─── DATA SECTION ───
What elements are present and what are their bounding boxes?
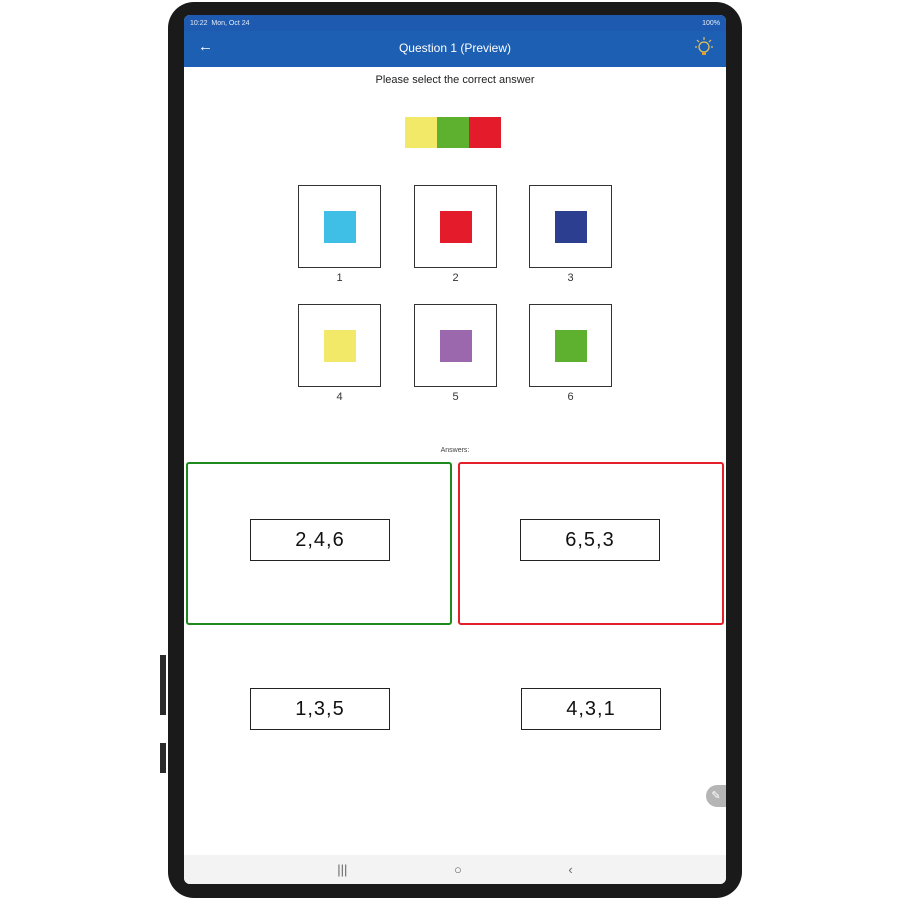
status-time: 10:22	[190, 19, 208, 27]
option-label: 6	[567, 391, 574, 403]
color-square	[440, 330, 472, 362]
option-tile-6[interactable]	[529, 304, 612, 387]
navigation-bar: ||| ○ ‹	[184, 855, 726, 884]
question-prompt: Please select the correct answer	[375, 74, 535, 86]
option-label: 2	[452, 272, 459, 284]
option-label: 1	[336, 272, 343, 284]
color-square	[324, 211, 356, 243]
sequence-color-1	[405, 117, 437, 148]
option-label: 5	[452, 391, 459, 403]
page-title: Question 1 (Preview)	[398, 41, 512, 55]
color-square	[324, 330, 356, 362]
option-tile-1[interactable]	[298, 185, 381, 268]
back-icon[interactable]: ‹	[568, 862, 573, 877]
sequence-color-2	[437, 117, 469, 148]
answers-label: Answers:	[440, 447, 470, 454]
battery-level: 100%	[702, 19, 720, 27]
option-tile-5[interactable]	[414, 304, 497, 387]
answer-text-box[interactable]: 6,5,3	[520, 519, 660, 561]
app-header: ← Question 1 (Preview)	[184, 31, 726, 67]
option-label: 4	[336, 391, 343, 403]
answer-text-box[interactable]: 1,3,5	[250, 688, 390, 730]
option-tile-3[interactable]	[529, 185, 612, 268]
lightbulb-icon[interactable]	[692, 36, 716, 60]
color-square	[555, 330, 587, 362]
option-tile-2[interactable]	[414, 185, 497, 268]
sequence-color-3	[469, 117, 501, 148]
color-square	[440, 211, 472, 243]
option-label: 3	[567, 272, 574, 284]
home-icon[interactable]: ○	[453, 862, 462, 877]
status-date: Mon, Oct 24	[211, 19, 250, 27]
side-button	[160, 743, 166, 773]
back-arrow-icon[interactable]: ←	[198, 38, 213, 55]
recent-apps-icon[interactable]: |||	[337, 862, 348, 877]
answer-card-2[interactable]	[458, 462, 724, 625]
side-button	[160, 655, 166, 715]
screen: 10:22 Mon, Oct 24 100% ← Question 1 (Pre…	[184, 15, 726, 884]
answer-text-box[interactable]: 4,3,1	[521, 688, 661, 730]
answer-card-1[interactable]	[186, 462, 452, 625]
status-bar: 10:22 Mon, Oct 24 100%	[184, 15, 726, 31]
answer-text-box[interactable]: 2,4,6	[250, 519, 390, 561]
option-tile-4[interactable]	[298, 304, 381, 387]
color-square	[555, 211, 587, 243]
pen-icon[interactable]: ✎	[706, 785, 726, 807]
───
─── DATA SECTION ───
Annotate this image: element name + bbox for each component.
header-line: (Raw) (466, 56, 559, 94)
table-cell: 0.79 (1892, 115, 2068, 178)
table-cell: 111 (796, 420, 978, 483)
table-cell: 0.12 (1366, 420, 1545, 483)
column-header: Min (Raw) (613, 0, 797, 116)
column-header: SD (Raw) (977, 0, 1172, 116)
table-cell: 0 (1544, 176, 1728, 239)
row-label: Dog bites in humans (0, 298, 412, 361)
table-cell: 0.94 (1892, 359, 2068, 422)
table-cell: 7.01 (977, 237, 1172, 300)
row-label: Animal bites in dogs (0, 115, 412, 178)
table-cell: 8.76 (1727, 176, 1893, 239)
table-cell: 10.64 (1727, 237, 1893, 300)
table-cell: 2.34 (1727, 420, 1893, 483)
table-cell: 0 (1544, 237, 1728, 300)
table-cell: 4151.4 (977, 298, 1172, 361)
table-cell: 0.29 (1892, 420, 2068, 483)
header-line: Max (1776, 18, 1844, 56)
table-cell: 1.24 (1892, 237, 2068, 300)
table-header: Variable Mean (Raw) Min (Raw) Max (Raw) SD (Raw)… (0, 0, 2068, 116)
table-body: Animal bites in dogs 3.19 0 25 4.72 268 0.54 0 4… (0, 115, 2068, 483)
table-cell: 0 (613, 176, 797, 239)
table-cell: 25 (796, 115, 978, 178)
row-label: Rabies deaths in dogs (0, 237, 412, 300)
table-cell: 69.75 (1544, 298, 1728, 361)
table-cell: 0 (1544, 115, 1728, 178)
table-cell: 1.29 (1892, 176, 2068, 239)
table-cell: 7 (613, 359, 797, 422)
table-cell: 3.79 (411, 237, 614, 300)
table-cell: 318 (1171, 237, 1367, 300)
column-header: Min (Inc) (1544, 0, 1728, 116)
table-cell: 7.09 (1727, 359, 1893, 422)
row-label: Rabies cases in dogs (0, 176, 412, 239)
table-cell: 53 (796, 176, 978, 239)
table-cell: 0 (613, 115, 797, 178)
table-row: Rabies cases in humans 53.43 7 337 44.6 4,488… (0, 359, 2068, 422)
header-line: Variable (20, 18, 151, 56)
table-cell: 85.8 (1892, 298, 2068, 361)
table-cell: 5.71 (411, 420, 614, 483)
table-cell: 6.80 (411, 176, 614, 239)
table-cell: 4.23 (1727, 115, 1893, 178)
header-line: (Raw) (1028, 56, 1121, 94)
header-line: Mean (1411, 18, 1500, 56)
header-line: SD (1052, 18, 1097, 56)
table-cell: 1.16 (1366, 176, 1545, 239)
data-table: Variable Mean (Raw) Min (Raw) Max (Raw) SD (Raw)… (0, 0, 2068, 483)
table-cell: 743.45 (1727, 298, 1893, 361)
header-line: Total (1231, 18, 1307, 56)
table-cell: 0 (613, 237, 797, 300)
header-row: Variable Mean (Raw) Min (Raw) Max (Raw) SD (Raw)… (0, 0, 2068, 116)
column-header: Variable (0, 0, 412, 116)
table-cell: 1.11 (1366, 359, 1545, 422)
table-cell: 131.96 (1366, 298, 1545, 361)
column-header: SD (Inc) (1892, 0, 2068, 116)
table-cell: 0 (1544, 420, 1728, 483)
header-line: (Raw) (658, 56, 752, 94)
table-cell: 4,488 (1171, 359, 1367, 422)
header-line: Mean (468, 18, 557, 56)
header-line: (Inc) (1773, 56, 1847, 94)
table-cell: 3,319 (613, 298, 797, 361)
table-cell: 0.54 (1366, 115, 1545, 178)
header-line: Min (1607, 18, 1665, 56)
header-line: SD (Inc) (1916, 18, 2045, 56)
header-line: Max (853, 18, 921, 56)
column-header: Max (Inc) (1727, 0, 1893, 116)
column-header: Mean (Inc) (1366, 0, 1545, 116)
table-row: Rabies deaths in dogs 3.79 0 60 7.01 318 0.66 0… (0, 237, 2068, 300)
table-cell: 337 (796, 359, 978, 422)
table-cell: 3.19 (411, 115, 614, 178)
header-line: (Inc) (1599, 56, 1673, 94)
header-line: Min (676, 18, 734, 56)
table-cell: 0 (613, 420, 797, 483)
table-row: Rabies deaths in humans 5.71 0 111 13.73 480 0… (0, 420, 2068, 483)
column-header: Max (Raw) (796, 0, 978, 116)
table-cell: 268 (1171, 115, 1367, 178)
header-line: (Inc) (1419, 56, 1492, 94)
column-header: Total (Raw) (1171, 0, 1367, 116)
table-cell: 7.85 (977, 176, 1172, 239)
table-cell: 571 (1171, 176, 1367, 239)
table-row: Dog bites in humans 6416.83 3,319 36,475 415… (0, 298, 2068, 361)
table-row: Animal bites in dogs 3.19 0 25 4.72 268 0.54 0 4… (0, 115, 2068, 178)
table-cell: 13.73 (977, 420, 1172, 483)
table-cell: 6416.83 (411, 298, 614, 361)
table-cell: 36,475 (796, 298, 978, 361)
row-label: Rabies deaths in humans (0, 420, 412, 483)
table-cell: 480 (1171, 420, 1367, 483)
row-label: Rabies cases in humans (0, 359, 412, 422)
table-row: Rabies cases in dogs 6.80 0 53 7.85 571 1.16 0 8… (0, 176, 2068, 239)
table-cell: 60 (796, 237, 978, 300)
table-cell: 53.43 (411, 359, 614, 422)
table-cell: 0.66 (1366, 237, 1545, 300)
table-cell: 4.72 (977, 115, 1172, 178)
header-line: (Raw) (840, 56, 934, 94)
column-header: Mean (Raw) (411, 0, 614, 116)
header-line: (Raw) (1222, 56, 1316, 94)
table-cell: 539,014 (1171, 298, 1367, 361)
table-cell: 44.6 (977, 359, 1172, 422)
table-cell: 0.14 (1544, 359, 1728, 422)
───
─── DATA SECTION ───
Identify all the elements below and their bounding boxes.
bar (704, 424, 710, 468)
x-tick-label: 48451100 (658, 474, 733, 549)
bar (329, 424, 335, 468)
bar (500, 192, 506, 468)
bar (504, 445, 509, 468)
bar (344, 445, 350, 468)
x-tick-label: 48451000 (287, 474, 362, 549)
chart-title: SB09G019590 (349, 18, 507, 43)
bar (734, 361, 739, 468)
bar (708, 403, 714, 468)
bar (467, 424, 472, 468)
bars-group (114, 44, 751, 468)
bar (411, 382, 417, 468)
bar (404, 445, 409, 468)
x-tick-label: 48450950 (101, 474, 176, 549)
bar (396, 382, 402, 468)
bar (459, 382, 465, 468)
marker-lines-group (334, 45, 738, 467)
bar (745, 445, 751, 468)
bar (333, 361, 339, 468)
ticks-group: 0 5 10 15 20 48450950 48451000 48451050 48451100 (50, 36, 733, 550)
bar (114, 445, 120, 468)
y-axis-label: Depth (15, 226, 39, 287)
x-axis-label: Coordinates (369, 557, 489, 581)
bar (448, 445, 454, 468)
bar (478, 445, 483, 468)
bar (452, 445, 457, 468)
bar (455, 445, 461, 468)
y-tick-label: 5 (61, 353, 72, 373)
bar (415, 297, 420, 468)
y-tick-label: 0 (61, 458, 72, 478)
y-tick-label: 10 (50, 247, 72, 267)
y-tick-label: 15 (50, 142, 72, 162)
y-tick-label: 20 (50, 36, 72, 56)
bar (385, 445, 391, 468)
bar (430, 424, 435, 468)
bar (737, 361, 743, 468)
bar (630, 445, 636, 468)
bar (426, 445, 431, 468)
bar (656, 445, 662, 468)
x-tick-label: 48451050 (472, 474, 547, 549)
───
* **YOUR GOAL**
Reproduce verbatim the listing lines between the one containing "Identify all the" and the one containing "bar (344, 445, 350, 468)", inclusive.

* **EXERCISE SOLUTION**
Identify all the elements below and their bounding boxes.
bar (704, 424, 710, 468)
x-tick-label: 48451100 (658, 474, 733, 549)
bar (329, 424, 335, 468)
bar (500, 192, 506, 468)
bar (504, 445, 509, 468)
bar (344, 445, 350, 468)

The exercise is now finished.